## Start EXTRACTED DATA
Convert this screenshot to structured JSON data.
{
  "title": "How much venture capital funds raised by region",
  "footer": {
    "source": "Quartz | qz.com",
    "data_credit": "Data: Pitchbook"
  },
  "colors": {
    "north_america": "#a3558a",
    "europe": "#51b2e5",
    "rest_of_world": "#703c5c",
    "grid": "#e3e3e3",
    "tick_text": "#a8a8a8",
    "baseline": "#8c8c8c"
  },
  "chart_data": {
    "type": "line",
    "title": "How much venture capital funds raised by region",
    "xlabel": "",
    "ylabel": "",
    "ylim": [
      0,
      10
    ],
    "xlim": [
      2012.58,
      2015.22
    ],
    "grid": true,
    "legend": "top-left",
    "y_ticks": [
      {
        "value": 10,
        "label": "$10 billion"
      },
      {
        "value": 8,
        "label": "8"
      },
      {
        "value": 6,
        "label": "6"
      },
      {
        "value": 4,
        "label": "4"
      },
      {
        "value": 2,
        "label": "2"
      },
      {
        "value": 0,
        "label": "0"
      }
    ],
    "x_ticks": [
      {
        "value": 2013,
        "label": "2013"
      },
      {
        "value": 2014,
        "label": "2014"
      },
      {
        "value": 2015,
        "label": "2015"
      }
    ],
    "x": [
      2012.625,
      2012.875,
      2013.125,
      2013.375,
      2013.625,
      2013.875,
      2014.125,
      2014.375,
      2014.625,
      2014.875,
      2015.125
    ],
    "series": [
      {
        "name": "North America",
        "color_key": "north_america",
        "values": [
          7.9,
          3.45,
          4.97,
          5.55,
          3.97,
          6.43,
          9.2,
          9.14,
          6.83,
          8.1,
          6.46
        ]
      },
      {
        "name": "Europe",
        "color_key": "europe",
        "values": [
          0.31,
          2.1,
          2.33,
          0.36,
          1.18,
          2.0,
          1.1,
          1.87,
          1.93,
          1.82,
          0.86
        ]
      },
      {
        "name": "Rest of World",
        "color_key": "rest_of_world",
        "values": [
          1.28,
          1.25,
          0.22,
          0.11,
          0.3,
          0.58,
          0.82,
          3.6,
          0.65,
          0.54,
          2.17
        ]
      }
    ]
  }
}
## End EXTRACTED DATA
OBJECTIVE =>
Find every line in the records above that contains the word "venture", and copy each one.

RESPONSE FOR THIS EXERCISE =>
  "title": "How much venture capital funds raised by region",
    "title": "How much venture capital funds raised by region",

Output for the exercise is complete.